Locate each line of the material that contains "Make", then return it.

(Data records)
******
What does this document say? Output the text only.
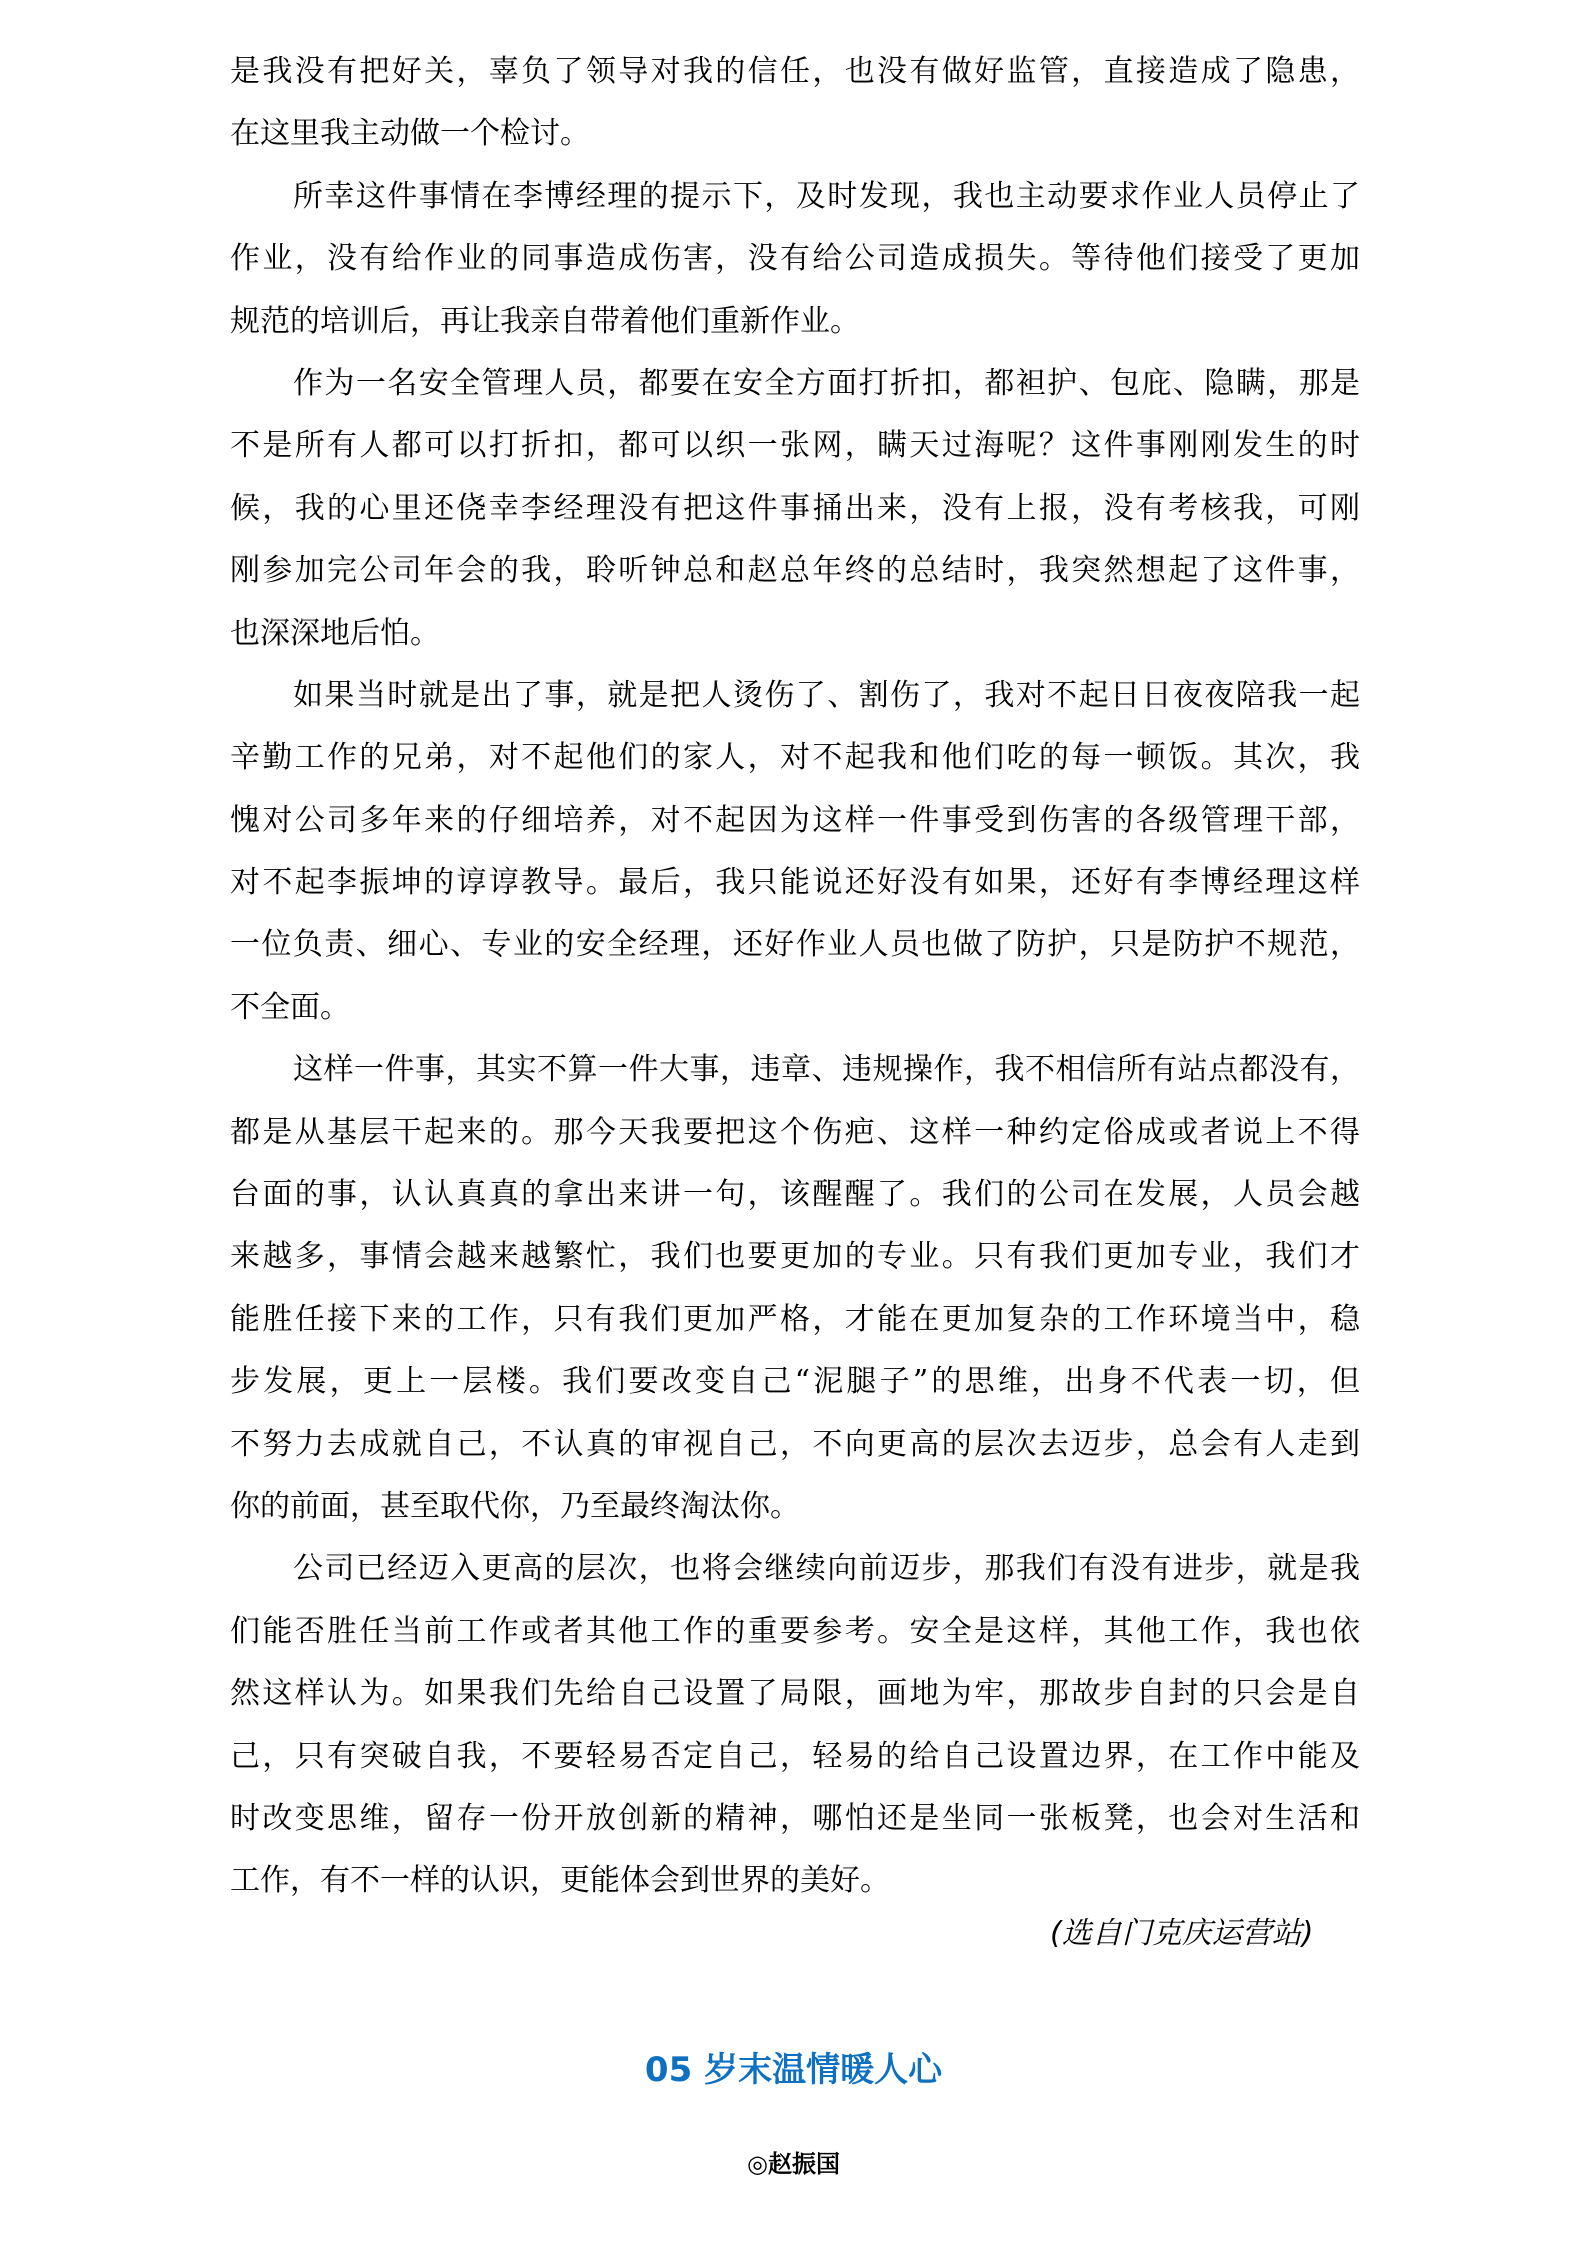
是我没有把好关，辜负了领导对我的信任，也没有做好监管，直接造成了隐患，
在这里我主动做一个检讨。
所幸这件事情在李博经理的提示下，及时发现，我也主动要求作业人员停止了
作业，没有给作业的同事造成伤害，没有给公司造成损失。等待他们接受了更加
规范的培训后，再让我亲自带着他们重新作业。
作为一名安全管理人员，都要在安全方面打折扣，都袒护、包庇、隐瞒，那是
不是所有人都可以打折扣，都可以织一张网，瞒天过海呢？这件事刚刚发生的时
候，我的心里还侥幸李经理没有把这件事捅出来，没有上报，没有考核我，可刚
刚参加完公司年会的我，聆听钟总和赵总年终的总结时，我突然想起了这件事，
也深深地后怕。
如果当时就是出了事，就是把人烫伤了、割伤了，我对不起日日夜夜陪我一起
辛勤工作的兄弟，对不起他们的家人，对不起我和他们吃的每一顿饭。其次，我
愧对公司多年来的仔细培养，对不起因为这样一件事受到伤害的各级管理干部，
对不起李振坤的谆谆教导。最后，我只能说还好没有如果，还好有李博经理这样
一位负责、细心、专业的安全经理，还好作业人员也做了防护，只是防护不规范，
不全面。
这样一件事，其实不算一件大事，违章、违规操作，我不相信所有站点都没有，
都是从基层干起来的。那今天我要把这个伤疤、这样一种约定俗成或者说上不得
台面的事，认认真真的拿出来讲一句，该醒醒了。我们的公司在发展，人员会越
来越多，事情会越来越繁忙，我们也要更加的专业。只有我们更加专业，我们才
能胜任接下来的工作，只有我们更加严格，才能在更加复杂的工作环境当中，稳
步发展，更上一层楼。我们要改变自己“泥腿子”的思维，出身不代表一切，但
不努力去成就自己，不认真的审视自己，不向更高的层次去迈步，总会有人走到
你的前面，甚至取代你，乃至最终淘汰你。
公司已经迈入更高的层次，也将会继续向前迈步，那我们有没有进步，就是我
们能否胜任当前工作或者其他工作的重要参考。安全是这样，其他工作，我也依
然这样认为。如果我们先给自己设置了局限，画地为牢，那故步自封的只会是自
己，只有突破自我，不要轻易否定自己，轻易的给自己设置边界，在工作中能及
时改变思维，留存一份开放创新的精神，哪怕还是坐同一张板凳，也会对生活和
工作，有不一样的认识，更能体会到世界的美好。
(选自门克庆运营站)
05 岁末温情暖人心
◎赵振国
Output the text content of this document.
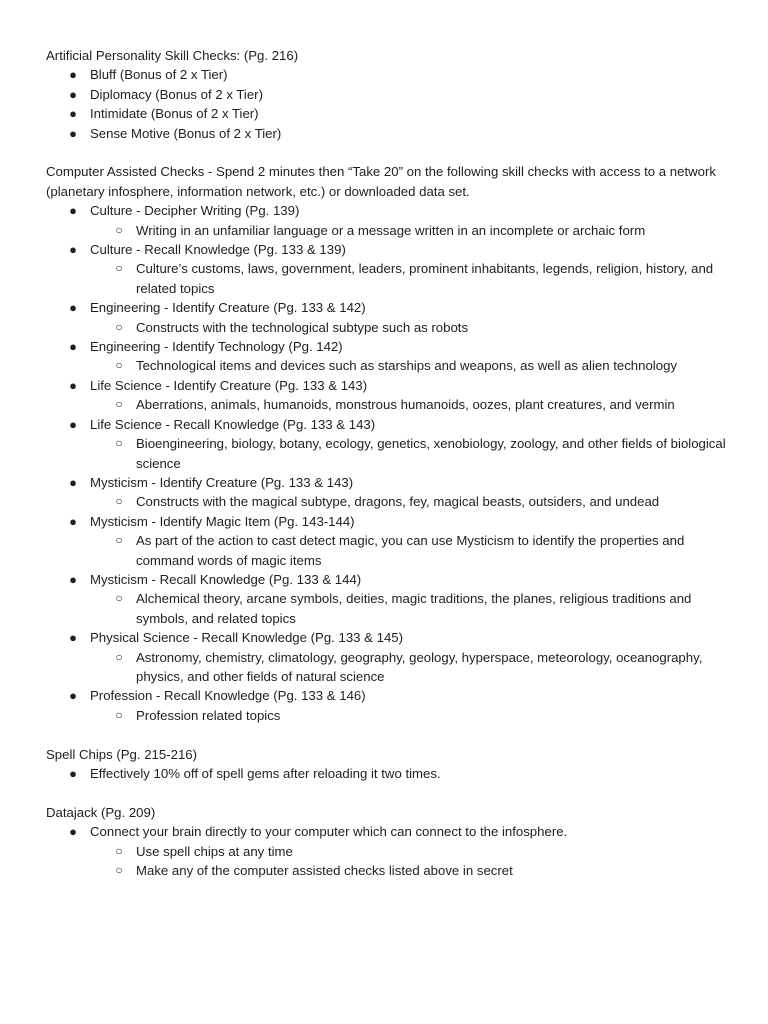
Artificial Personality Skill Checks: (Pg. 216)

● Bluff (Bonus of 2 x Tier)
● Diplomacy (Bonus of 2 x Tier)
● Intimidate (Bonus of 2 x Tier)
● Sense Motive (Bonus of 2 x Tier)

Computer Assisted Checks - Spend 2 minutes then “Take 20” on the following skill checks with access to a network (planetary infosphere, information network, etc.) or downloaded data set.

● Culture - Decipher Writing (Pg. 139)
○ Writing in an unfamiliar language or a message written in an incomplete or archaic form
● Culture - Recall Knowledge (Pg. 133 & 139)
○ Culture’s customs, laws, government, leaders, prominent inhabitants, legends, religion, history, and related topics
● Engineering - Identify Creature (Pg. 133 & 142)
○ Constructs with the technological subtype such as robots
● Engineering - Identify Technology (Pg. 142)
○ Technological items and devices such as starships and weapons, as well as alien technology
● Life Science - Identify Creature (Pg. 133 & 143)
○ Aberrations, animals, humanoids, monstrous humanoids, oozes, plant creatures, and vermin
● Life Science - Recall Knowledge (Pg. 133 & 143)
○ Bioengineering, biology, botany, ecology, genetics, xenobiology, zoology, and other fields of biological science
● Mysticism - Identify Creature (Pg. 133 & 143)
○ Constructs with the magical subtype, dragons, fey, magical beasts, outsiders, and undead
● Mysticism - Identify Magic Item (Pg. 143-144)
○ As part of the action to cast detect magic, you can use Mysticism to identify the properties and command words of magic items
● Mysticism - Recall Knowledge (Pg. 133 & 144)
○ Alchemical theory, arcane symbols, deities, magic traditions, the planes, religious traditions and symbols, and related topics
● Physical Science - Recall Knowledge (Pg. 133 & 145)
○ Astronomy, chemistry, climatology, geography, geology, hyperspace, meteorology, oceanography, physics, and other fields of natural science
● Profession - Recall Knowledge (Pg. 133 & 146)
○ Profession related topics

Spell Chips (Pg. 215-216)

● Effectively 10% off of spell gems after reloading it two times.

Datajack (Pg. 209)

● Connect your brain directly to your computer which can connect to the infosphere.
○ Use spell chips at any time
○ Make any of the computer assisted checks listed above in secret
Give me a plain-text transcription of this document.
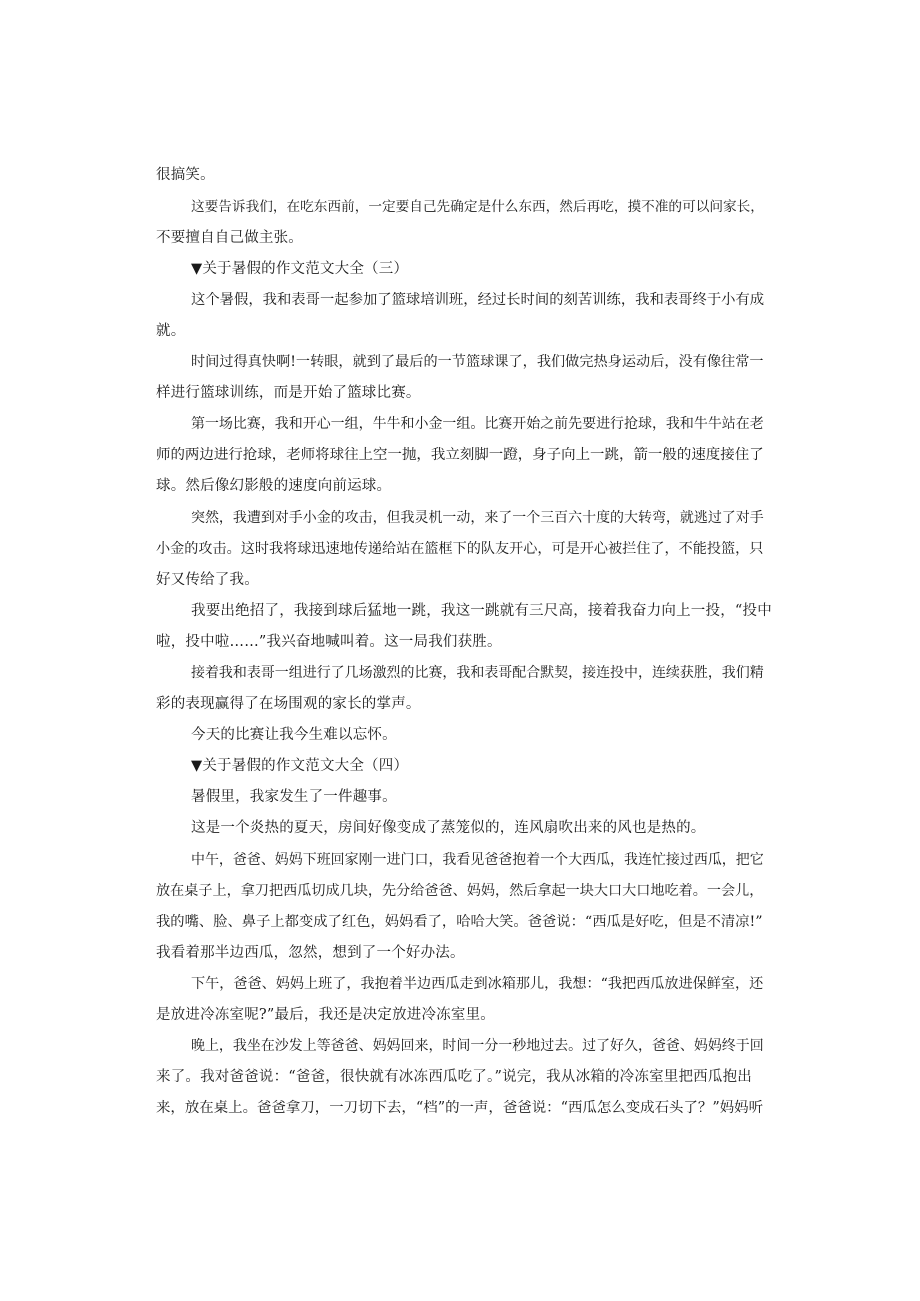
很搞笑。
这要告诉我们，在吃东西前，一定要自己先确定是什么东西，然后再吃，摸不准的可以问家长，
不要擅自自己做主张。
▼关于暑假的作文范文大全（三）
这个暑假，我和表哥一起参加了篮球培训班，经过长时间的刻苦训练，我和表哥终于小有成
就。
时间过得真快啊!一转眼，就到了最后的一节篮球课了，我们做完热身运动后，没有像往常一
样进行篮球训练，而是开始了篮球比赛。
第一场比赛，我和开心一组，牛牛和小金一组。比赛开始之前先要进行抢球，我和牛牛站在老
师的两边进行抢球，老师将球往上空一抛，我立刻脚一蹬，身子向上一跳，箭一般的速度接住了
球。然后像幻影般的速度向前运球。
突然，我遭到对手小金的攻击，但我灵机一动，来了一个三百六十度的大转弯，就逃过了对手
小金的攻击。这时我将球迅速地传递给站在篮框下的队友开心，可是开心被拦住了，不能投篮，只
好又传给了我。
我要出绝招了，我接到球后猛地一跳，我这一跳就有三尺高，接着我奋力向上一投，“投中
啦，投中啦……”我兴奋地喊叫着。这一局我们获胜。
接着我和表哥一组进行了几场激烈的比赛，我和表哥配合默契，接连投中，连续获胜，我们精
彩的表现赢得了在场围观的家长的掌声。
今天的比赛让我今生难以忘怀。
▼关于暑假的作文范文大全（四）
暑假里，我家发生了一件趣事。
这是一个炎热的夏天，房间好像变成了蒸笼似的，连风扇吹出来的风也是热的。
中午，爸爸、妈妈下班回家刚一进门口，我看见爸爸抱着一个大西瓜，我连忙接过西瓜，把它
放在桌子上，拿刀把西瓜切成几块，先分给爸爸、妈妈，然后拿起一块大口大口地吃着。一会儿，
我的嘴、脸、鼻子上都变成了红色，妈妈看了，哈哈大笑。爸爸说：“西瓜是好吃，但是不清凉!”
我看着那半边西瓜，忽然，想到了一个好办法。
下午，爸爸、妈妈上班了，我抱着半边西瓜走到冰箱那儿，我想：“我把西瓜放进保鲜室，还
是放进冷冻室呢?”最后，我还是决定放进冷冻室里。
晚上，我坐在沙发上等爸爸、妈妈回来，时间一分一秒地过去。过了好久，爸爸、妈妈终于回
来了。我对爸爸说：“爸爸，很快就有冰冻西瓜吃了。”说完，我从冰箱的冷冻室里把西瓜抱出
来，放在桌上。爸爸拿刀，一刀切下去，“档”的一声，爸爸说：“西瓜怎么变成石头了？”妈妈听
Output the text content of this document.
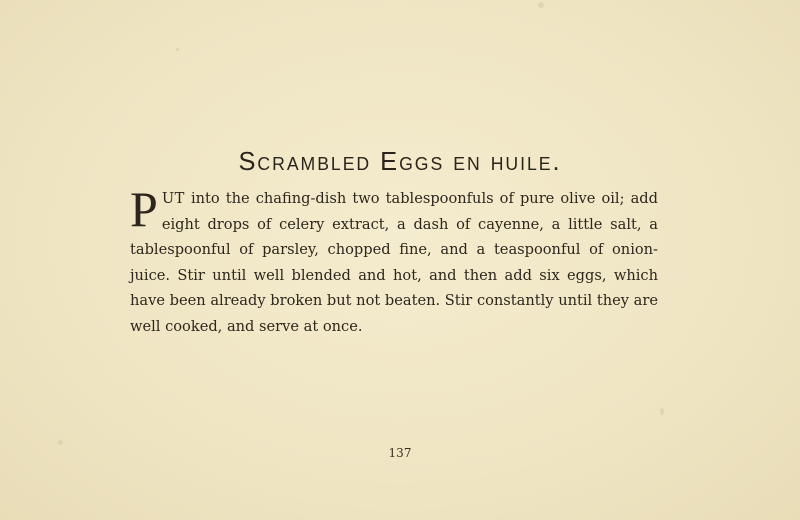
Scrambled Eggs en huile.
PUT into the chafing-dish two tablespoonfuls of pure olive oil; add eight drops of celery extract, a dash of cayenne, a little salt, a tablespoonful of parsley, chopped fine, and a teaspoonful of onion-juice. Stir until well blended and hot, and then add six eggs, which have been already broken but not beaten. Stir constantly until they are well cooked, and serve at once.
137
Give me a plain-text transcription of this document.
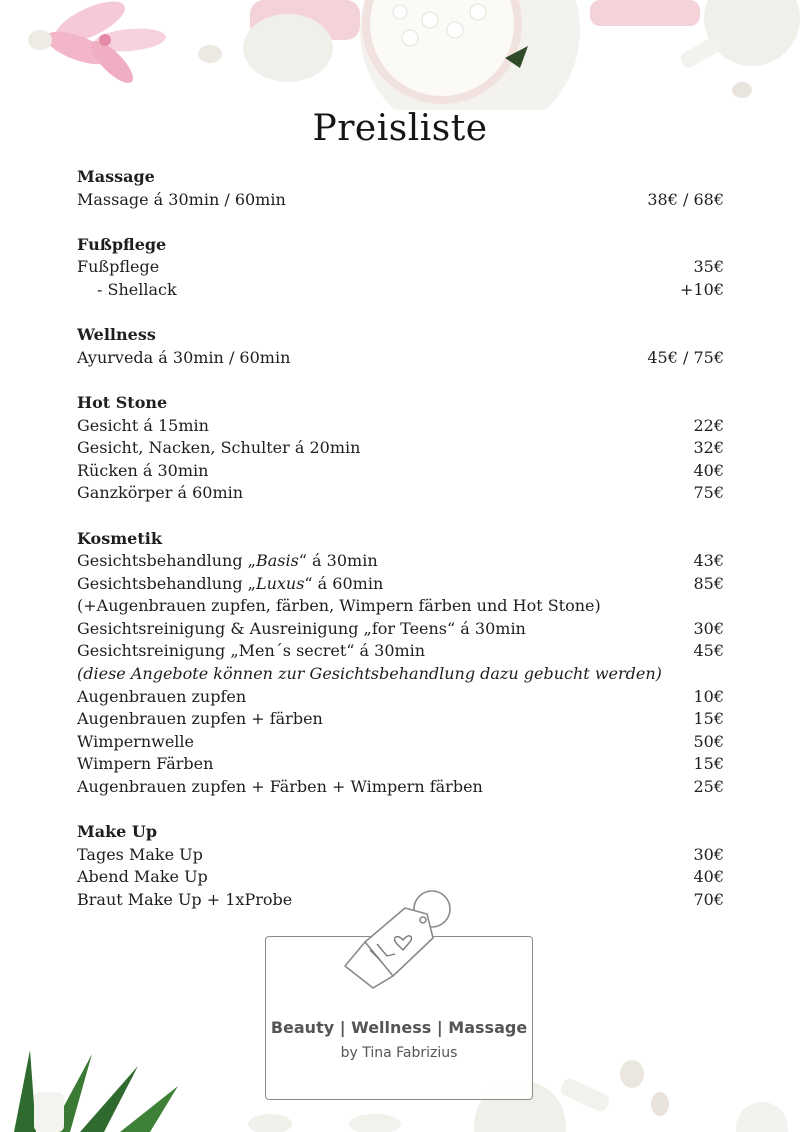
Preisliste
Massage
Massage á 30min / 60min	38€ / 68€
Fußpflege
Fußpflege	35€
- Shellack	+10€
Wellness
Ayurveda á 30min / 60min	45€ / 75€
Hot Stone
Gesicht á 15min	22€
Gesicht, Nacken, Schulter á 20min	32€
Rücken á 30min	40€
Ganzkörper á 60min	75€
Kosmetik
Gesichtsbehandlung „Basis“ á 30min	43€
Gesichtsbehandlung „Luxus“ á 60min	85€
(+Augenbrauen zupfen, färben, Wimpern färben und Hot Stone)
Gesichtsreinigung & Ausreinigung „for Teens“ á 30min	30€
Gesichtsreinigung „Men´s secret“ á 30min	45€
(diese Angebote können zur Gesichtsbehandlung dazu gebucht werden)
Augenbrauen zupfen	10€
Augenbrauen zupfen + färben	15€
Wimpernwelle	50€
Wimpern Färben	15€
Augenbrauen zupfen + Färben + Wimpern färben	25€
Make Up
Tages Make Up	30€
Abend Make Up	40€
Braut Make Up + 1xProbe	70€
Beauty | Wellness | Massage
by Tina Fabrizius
******
Solution for this problem -
○ Make any of the computer assisted checks listed above in secret
Make Up
Tages Make Up	30€
Abend Make Up	40€
Braut Make Up + 1xProbe	70€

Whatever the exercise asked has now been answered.